## [REQUEST]
Quote all of the data below exactly, please.

[Start of DATA SHOWN]

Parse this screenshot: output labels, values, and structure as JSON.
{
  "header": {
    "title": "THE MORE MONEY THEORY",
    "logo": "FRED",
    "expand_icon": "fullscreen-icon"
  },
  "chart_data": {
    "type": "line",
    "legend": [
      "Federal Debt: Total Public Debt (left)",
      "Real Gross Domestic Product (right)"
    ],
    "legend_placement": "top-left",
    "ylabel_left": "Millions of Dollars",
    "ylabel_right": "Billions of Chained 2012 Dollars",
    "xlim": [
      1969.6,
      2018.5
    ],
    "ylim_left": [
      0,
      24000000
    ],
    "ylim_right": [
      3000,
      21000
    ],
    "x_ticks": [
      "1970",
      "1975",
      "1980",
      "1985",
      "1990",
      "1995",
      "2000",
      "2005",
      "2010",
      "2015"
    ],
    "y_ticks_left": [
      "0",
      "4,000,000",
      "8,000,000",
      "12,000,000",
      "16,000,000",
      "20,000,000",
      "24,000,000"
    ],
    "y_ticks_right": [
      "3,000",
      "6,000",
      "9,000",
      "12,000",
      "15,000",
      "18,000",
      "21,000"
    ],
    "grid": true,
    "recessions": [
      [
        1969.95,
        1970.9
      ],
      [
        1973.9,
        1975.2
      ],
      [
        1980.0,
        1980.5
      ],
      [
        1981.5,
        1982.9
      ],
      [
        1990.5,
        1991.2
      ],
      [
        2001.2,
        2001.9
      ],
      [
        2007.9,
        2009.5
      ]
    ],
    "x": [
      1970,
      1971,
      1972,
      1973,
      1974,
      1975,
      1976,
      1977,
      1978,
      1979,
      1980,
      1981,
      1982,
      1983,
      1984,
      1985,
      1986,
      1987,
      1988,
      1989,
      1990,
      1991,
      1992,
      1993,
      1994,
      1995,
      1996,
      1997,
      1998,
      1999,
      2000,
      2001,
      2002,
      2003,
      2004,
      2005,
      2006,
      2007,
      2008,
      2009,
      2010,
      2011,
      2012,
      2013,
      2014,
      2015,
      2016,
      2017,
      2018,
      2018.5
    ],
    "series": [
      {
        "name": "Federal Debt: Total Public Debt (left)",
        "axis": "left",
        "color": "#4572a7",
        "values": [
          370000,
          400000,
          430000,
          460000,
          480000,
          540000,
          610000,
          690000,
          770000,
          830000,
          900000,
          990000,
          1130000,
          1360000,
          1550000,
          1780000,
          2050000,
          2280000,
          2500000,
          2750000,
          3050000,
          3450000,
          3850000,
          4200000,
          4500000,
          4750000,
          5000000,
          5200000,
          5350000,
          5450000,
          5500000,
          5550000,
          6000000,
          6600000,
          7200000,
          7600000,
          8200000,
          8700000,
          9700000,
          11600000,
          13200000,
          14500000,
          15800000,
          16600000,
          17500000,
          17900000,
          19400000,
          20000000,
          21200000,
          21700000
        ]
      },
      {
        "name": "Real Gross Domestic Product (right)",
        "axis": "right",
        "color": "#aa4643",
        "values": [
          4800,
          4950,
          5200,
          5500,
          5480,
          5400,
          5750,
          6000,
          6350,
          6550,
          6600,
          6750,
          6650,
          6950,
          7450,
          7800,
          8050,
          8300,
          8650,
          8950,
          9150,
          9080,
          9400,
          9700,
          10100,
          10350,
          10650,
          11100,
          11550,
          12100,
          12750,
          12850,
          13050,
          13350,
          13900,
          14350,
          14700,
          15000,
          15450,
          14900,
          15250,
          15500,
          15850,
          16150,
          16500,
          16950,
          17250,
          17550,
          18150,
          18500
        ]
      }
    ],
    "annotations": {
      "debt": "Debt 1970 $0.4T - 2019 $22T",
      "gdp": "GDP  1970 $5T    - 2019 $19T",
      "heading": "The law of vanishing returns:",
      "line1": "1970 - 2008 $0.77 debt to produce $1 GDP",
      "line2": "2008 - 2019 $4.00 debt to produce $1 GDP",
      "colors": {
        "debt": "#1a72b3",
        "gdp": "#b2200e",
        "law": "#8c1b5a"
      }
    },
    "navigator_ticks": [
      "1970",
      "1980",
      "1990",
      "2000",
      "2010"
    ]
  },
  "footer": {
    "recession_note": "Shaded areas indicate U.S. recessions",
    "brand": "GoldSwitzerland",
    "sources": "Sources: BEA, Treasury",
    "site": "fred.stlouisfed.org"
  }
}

[End of DATA SHOWN]

## [WRITTEN SOLUTION]
Parse this screenshot: output labels, values, and structure as JSON.
{
  "header": {
    "title": "THE MORE MONEY THEORY",
    "logo": "FRED",
    "expand_icon": "fullscreen-icon"
  },
  "chart_data": {
    "type": "line",
    "legend": [
      "Federal Debt: Total Public Debt (left)",
      "Real Gross Domestic Product (right)"
    ],
    "legend_placement": "top-left",
    "ylabel_left": "Millions of Dollars",
    "ylabel_right": "Billions of Chained 2012 Dollars",
    "xlim": [
      1969.6,
      2018.5
    ],
    "ylim_left": [
      0,
      24000000
    ],
    "ylim_right": [
      3000,
      21000
    ],
    "x_ticks": [
      "1970",
      "1975",
      "1980",
      "1985",
      "1990",
      "1995",
      "2000",
      "2005",
      "2010",
      "2015"
    ],
    "y_ticks_left": [
      "0",
      "4,000,000",
      "8,000,000",
      "12,000,000",
      "16,000,000",
      "20,000,000",
      "24,000,000"
    ],
    "y_ticks_right": [
      "3,000",
      "6,000",
      "9,000",
      "12,000",
      "15,000",
      "18,000",
      "21,000"
    ],
    "grid": true,
    "recessions": [
      [
        1969.95,
        1970.9
      ],
      [
        1973.9,
        1975.2
      ],
      [
        1980.0,
        1980.5
      ],
      [
        1981.5,
        1982.9
      ],
      [
        1990.5,
        1991.2
      ],
      [
        2001.2,
        2001.9
      ],
      [
        2007.9,
        2009.5
      ]
    ],
    "x": [
      1970,
      1971,
      1972,
      1973,
      1974,
      1975,
      1976,
      1977,
      1978,
      1979,
      1980,
      1981,
      1982,
      1983,
      1984,
      1985,
      1986,
      1987,
      1988,
      1989,
      1990,
      1991,
      1992,
      1993,
      1994,
      1995,
      1996,
      1997,
      1998,
      1999,
      2000,
      2001,
      2002,
      2003,
      2004,
      2005,
      2006,
      2007,
      2008,
      2009,
      2010,
      2011,
      2012,
      2013,
      2014,
      2015,
      2016,
      2017,
      2018,
      2018.5
    ],
    "series": [
      {
        "name": "Federal Debt: Total Public Debt (left)",
        "axis": "left",
        "color": "#4572a7",
        "values": [
          370000,
          400000,
          430000,
          460000,
          480000,
          540000,
          610000,
          690000,
          770000,
          830000,
          900000,
          990000,
          1130000,
          1360000,
          1550000,
          1780000,
          2050000,
          2280000,
          2500000,
          2750000,
          3050000,
          3450000,
          3850000,
          4200000,
          4500000,
          4750000,
          5000000,
          5200000,
          5350000,
          5450000,
          5500000,
          5550000,
          6000000,
          6600000,
          7200000,
          7600000,
          8200000,
          8700000,
          9700000,
          11600000,
          13200000,
          14500000,
          15800000,
          16600000,
          17500000,
          17900000,
          19400000,
          20000000,
          21200000,
          21700000
        ]
      },
      {
        "name": "Real Gross Domestic Product (right)",
        "axis": "right",
        "color": "#aa4643",
        "values": [
          4800,
          4950,
          5200,
          5500,
          5480,
          5400,
          5750,
          6000,
          6350,
          6550,
          6600,
          6750,
          6650,
          6950,
          7450,
          7800,
          8050,
          8300,
          8650,
          8950,
          9150,
          9080,
          9400,
          9700,
          10100,
          10350,
          10650,
          11100,
          11550,
          12100,
          12750,
          12850,
          13050,
          13350,
          13900,
          14350,
          14700,
          15000,
          15450,
          14900,
          15250,
          15500,
          15850,
          16150,
          16500,
          16950,
          17250,
          17550,
          18150,
          18500
        ]
      }
    ],
    "annotations": {
      "debt": "Debt 1970 $0.4T - 2019 $22T",
      "gdp": "GDP  1970 $5T    - 2019 $19T",
      "heading": "The law of vanishing returns:",
      "line1": "1970 - 2008 $0.77 debt to produce $1 GDP",
      "line2": "2008 - 2019 $4.00 debt to produce $1 GDP",
      "colors": {
        "debt": "#1a72b3",
        "gdp": "#b2200e",
        "law": "#8c1b5a"
      }
    },
    "navigator_ticks": [
      "1970",
      "1980",
      "1990",
      "2000",
      "2010"
    ]
  },
  "footer": {
    "recession_note": "Shaded areas indicate U.S. recessions",
    "brand": "GoldSwitzerland",
    "sources": "Sources: BEA, Treasury",
    "site": "fred.stlouisfed.org"
  }
}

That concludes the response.